### RECORDS SUPPLIED
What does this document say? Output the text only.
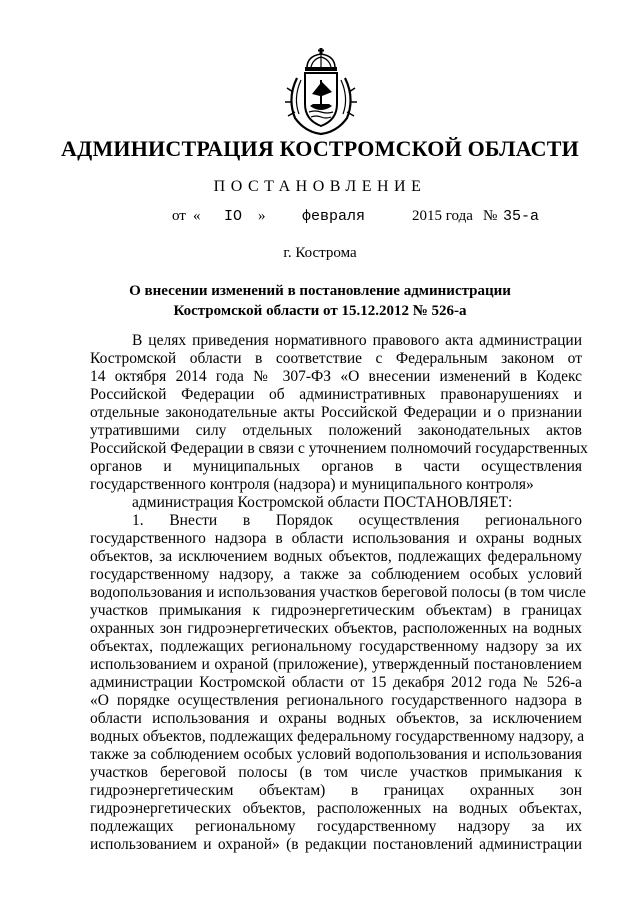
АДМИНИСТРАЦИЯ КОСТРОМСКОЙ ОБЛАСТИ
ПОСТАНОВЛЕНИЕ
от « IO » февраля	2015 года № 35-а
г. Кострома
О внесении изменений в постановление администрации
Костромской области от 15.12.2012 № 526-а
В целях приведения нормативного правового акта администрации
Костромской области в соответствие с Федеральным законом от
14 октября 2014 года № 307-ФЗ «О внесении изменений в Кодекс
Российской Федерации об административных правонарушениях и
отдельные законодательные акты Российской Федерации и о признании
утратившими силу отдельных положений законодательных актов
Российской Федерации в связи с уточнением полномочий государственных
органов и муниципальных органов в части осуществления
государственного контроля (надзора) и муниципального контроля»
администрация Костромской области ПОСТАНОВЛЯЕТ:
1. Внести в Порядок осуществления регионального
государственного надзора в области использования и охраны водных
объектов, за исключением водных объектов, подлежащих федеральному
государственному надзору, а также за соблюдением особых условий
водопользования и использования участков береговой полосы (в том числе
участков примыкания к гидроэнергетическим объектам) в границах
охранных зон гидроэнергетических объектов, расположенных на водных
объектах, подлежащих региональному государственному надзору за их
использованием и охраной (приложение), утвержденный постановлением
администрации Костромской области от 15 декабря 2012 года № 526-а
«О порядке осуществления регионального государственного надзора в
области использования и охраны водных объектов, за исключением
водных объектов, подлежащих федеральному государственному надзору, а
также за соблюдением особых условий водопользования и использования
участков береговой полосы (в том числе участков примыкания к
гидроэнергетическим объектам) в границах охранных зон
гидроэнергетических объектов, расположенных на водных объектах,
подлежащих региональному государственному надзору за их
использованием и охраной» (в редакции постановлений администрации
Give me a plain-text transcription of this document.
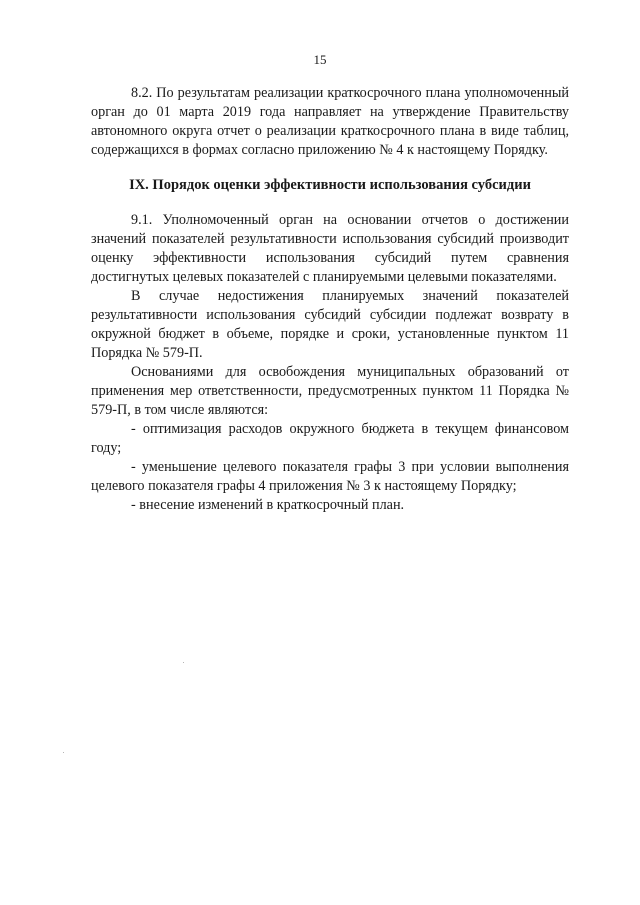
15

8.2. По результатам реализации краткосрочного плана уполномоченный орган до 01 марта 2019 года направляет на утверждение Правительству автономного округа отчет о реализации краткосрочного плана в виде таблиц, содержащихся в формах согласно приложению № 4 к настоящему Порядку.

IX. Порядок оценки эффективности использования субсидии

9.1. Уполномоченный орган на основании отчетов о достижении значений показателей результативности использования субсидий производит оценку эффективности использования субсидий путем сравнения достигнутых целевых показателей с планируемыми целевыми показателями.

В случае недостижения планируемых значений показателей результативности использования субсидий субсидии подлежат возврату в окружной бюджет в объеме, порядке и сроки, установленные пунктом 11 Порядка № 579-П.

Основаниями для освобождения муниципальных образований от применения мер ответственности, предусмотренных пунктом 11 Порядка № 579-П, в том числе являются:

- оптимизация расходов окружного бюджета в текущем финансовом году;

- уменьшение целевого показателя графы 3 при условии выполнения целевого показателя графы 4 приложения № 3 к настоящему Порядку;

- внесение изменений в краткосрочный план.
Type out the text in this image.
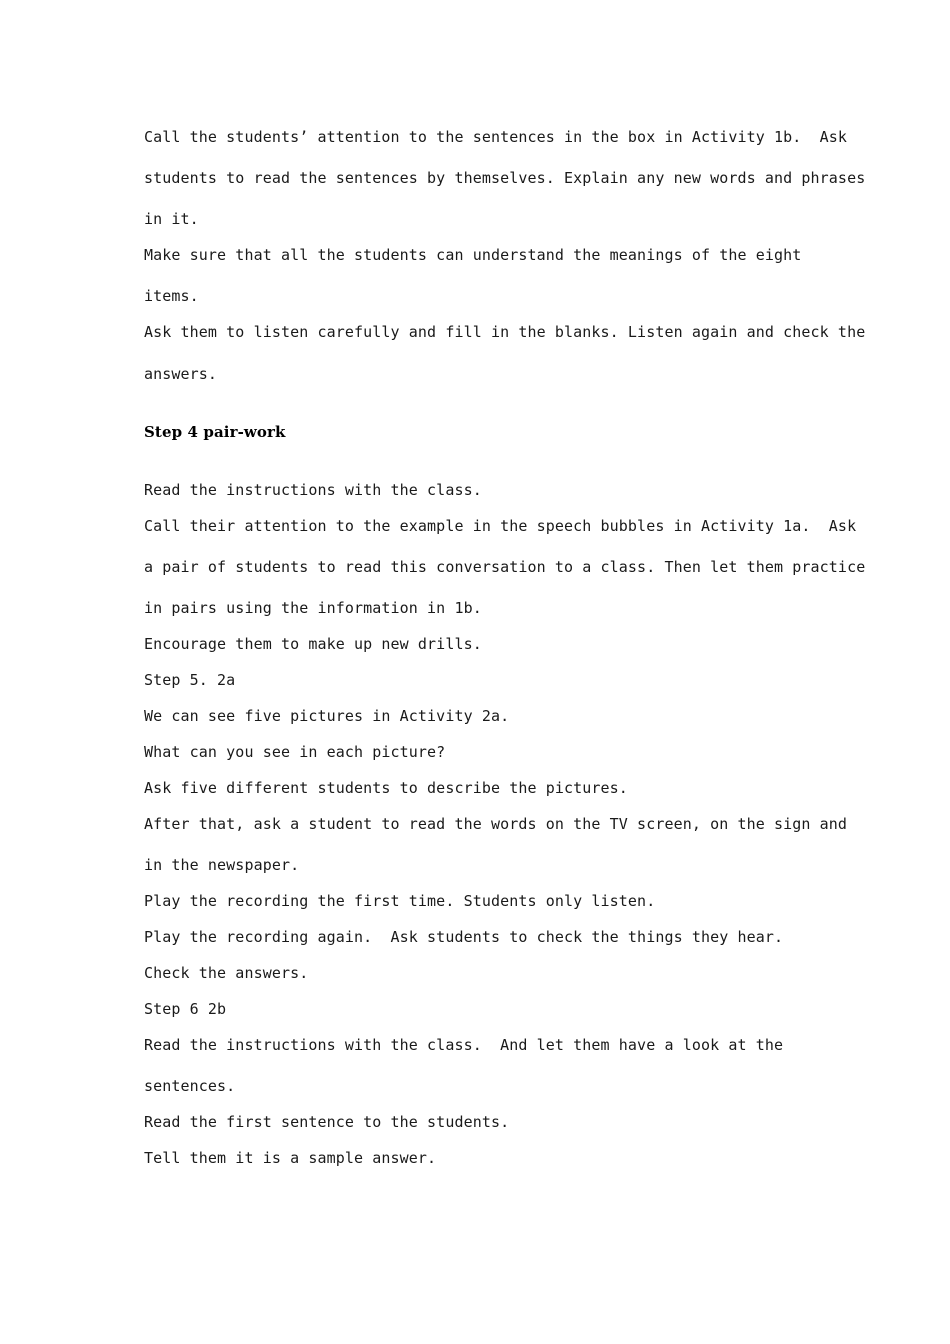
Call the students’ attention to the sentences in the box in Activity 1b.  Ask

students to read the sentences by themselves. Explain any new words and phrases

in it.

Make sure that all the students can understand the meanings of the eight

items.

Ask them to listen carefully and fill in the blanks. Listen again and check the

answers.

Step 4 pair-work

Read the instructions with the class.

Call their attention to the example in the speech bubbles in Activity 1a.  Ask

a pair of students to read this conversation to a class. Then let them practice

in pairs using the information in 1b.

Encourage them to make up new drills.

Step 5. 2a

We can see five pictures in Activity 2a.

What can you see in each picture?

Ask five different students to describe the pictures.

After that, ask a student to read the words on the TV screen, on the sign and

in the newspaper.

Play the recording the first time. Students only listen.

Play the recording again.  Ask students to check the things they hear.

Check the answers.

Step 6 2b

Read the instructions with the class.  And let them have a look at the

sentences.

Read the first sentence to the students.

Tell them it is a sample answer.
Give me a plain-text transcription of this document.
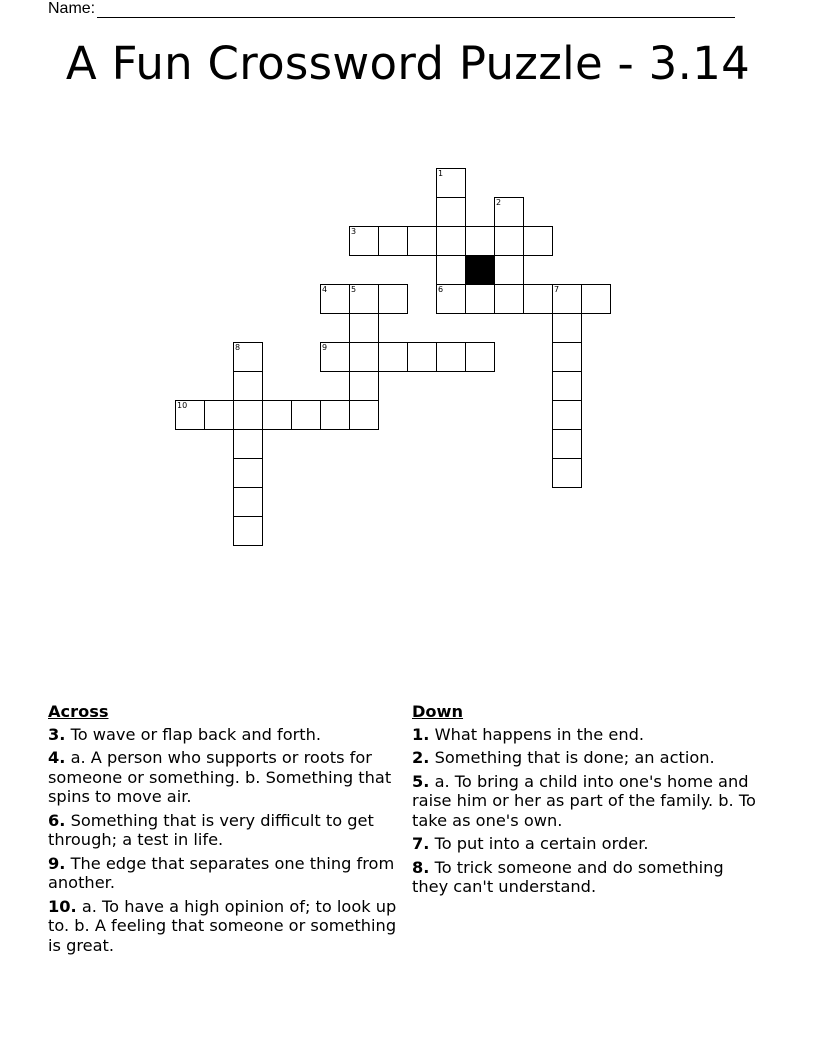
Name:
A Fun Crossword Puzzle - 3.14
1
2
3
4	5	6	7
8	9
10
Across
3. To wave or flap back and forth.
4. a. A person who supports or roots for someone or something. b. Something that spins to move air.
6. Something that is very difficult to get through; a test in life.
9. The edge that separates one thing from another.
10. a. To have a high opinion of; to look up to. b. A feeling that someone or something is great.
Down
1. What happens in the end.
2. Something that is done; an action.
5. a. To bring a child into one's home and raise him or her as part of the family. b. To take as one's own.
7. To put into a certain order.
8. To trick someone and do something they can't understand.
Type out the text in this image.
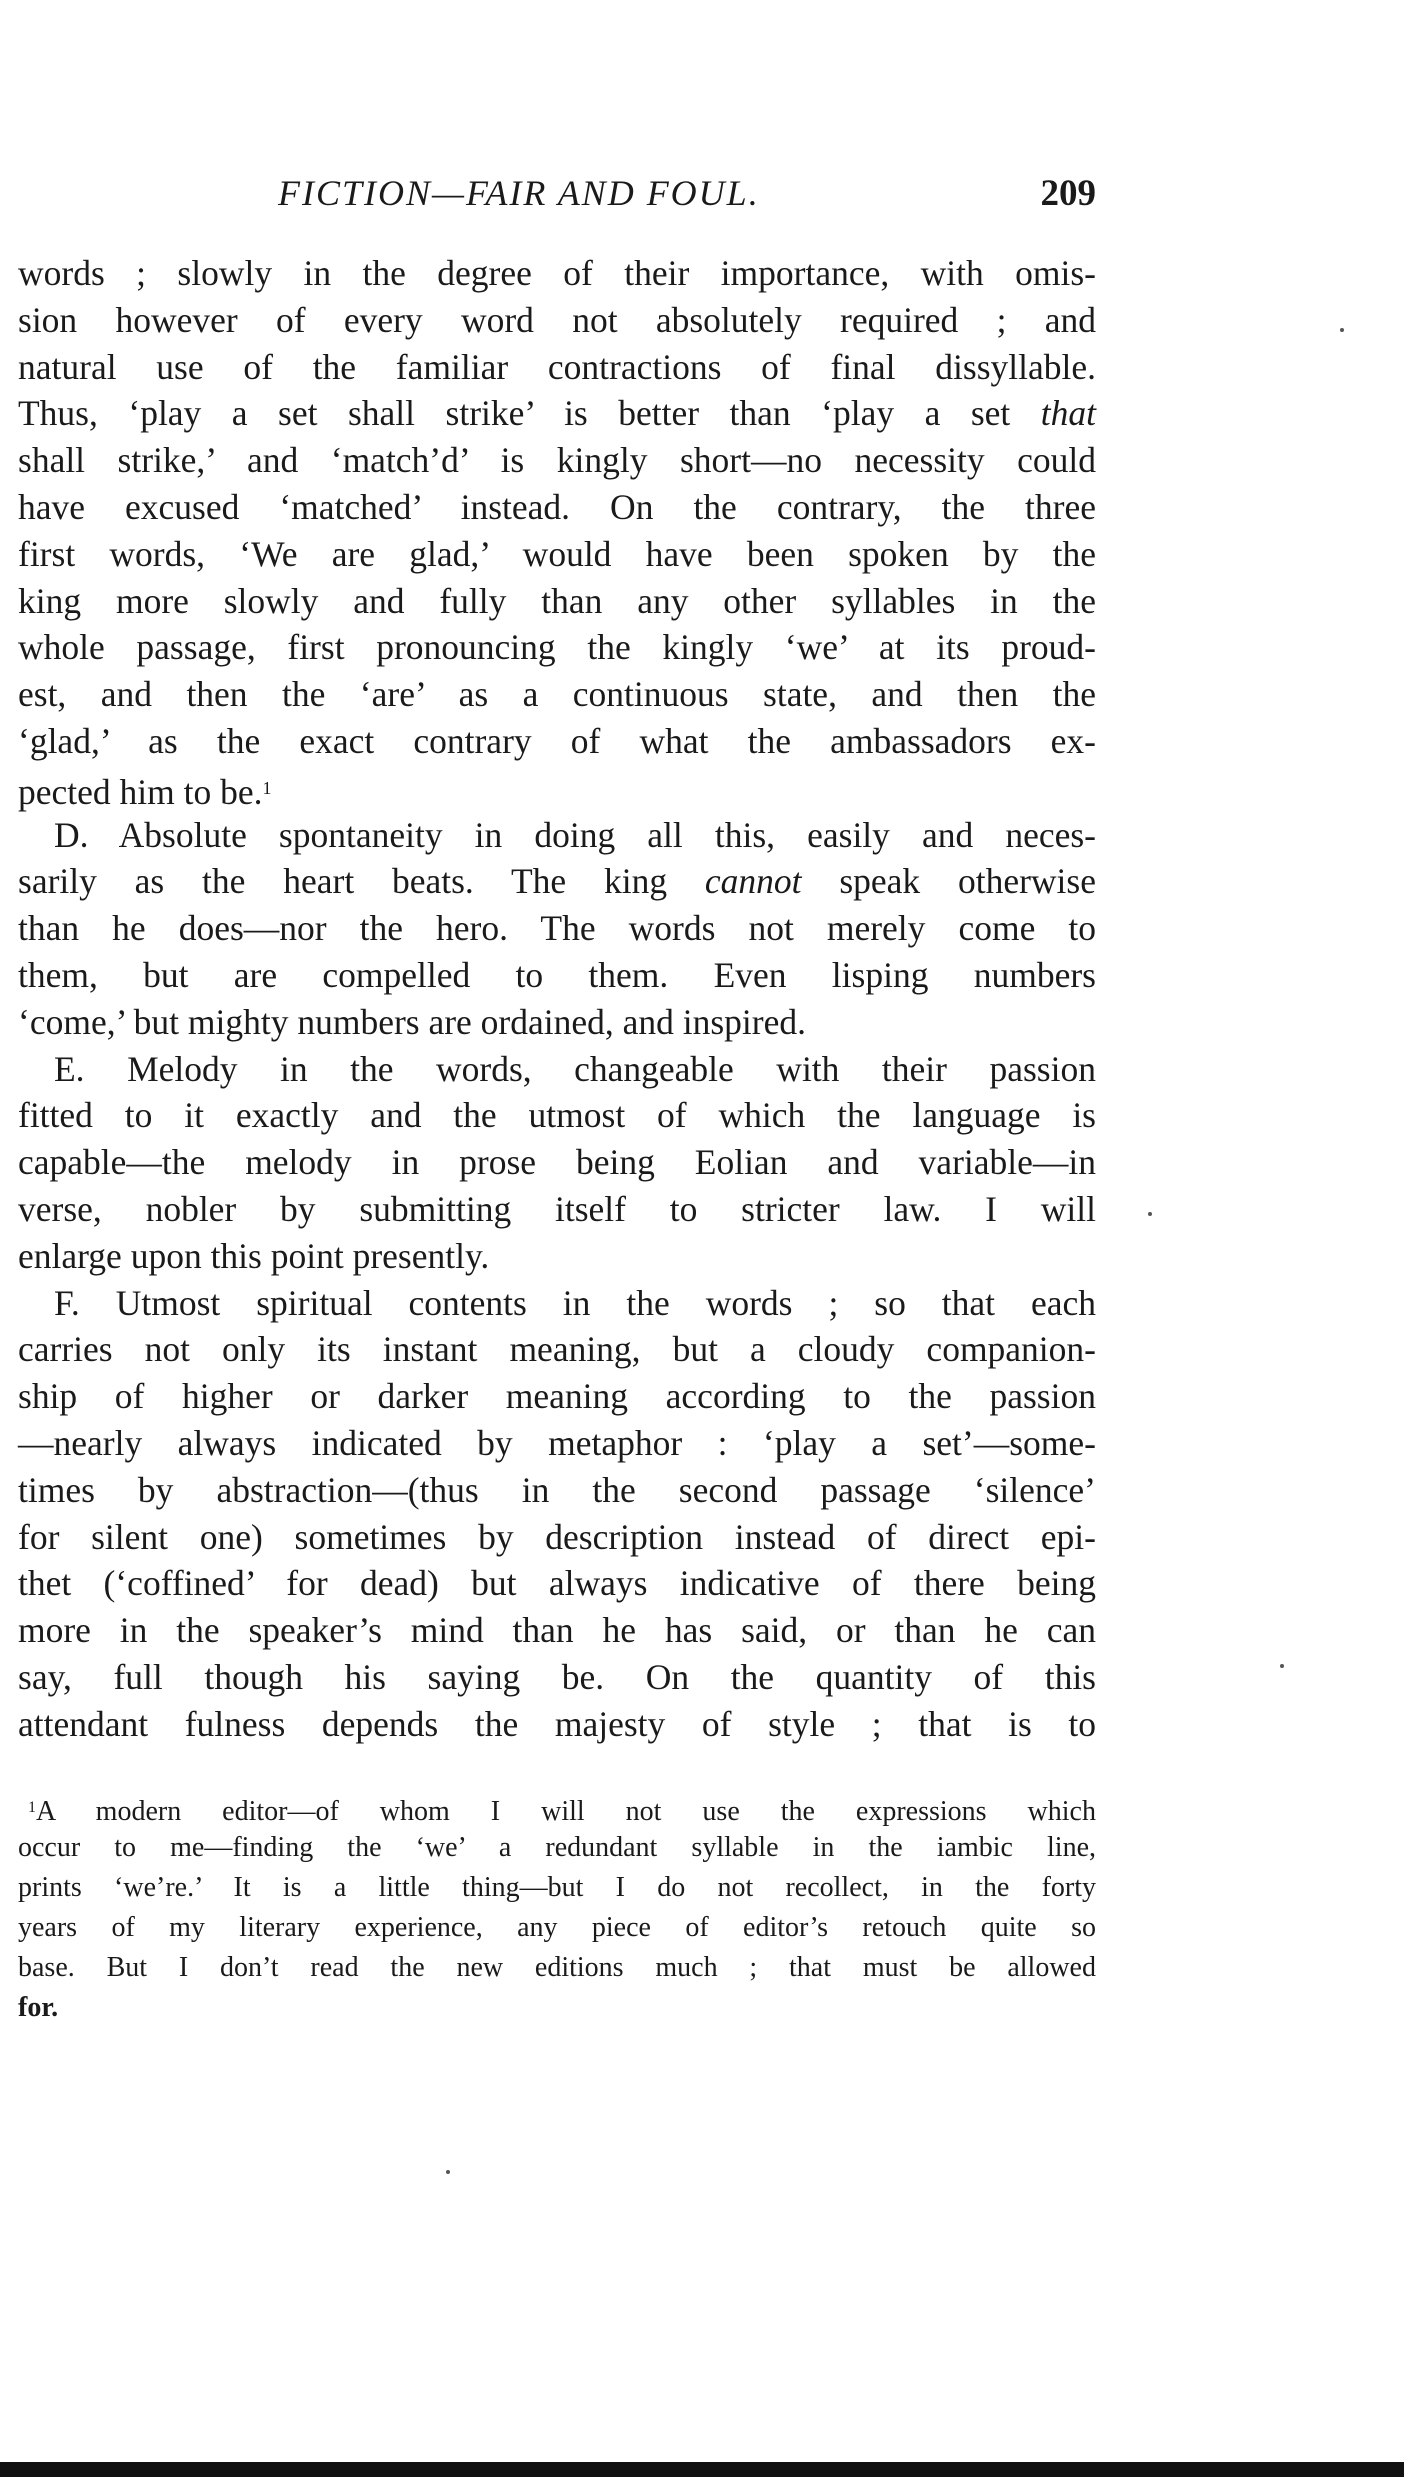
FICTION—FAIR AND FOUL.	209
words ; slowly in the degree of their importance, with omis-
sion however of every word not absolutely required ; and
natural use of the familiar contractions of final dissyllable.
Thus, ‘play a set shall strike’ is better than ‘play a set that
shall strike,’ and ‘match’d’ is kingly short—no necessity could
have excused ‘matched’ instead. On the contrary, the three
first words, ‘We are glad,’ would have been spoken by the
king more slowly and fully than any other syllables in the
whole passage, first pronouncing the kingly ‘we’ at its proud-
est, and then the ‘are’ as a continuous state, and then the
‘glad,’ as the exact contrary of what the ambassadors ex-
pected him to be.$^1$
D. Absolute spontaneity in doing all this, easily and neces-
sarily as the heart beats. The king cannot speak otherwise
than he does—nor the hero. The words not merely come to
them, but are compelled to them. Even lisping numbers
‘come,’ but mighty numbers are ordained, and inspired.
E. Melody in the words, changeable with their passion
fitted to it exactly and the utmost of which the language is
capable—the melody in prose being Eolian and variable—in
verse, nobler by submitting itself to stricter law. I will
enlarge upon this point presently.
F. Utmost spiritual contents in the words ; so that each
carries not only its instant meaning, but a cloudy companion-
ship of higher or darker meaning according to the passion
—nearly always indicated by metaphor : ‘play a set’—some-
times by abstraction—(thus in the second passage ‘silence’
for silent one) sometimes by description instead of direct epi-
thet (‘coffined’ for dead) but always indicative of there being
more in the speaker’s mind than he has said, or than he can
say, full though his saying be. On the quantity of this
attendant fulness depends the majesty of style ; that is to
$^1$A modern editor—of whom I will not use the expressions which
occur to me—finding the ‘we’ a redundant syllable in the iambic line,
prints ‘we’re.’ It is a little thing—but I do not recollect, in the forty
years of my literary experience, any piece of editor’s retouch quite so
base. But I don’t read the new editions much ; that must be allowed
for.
######
Report how many lines of the preceding records include "they". Output the number only.

SOLUTION TO THIS EXERCISE » 2